Tally the lines in the data that follows that include the word "this", and report nothing but the total.

[Records]
[start]
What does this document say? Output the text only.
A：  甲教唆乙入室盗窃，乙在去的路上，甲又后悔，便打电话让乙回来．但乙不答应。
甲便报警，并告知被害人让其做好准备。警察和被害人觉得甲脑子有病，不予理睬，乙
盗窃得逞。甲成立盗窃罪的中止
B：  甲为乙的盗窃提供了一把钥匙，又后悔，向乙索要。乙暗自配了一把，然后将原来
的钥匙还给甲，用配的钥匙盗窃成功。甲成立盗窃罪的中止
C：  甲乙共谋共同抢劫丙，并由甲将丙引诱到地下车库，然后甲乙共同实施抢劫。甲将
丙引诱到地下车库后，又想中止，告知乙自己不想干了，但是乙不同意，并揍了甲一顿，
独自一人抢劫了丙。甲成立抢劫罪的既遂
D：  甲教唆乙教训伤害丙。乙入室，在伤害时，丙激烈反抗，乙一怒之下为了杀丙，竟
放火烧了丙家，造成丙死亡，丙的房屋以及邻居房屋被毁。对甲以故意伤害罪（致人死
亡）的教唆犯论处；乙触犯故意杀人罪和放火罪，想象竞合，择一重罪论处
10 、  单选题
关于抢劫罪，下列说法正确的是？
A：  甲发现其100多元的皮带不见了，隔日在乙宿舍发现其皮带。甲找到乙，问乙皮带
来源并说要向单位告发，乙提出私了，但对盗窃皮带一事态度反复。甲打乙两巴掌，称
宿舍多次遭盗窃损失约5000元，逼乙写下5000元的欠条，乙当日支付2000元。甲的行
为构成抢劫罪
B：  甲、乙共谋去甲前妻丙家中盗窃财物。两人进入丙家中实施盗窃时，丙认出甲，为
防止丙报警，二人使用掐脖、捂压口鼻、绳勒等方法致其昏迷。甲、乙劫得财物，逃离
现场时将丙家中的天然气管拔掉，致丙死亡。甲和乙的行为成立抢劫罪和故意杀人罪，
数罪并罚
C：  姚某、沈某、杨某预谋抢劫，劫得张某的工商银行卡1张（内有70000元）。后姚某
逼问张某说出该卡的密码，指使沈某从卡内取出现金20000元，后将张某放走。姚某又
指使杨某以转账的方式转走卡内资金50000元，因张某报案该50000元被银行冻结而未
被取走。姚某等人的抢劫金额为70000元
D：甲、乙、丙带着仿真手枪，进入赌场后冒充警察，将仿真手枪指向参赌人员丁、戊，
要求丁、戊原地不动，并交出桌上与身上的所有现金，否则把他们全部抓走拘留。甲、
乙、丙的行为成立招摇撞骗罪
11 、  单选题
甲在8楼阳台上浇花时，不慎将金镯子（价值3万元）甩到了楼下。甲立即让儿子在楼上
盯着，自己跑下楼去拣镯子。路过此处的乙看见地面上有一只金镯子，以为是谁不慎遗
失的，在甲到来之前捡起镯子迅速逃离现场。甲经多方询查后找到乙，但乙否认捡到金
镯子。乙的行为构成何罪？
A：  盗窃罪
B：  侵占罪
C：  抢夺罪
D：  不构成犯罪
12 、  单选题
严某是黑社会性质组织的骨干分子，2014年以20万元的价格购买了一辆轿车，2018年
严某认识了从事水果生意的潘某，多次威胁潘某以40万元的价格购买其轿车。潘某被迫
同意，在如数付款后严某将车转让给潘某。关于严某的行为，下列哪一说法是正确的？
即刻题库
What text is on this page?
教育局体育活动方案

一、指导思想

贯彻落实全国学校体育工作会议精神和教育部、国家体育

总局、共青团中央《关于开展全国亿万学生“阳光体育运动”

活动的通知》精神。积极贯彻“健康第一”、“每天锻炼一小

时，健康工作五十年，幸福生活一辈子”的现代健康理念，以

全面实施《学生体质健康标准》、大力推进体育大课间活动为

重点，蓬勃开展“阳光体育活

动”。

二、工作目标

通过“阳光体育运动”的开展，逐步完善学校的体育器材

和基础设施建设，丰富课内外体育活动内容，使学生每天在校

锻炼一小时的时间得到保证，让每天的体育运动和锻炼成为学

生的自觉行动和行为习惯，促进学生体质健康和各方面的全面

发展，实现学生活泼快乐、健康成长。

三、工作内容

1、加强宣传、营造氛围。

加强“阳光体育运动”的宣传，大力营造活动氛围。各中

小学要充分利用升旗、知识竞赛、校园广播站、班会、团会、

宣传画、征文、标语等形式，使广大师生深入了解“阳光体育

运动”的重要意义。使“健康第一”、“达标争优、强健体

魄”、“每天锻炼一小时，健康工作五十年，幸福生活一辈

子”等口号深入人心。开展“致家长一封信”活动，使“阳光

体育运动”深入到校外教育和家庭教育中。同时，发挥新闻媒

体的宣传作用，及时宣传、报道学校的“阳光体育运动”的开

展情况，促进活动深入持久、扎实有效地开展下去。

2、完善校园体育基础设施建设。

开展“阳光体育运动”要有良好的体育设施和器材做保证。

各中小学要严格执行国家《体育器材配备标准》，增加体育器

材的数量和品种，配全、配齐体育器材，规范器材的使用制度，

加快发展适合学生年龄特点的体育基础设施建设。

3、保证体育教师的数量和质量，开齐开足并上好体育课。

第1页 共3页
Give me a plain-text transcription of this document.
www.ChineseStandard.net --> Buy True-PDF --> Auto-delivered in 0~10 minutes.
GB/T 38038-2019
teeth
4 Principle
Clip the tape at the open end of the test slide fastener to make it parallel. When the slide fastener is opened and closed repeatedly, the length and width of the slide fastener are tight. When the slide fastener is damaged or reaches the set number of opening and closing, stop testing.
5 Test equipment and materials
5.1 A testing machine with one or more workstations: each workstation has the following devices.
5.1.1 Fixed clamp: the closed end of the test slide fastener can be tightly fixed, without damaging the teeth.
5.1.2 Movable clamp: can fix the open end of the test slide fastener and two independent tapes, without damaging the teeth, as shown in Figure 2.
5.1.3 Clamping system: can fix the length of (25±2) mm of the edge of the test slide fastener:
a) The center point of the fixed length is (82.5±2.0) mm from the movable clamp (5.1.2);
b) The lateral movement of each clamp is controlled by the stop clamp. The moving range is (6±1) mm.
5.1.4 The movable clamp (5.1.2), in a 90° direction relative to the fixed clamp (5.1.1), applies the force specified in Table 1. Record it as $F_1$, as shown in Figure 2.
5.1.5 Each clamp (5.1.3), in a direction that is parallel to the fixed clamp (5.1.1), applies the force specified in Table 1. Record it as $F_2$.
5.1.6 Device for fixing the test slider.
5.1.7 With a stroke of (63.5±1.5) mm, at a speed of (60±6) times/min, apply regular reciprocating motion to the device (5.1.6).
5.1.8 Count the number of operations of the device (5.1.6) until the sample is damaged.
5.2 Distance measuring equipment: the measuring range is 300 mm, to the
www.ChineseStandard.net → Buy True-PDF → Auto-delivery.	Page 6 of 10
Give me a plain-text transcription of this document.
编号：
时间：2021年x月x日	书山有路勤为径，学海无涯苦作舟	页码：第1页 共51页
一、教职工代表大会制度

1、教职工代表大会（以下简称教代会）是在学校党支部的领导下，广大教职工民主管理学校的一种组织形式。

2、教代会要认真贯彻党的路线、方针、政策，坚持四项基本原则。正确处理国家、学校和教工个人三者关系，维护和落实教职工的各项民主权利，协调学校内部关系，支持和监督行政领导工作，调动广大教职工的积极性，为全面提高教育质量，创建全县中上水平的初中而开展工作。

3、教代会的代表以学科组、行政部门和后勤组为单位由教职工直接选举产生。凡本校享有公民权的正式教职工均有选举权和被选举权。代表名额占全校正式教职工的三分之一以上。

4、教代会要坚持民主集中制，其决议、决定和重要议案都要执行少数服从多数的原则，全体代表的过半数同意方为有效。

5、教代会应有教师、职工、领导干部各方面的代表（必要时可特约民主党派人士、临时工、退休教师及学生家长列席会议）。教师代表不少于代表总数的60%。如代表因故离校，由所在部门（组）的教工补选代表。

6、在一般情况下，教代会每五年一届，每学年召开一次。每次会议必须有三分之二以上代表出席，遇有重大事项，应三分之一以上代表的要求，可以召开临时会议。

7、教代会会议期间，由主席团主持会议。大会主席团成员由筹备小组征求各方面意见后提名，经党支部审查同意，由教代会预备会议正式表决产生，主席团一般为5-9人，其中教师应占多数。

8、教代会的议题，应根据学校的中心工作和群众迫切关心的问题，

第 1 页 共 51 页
[end]
**Result**
4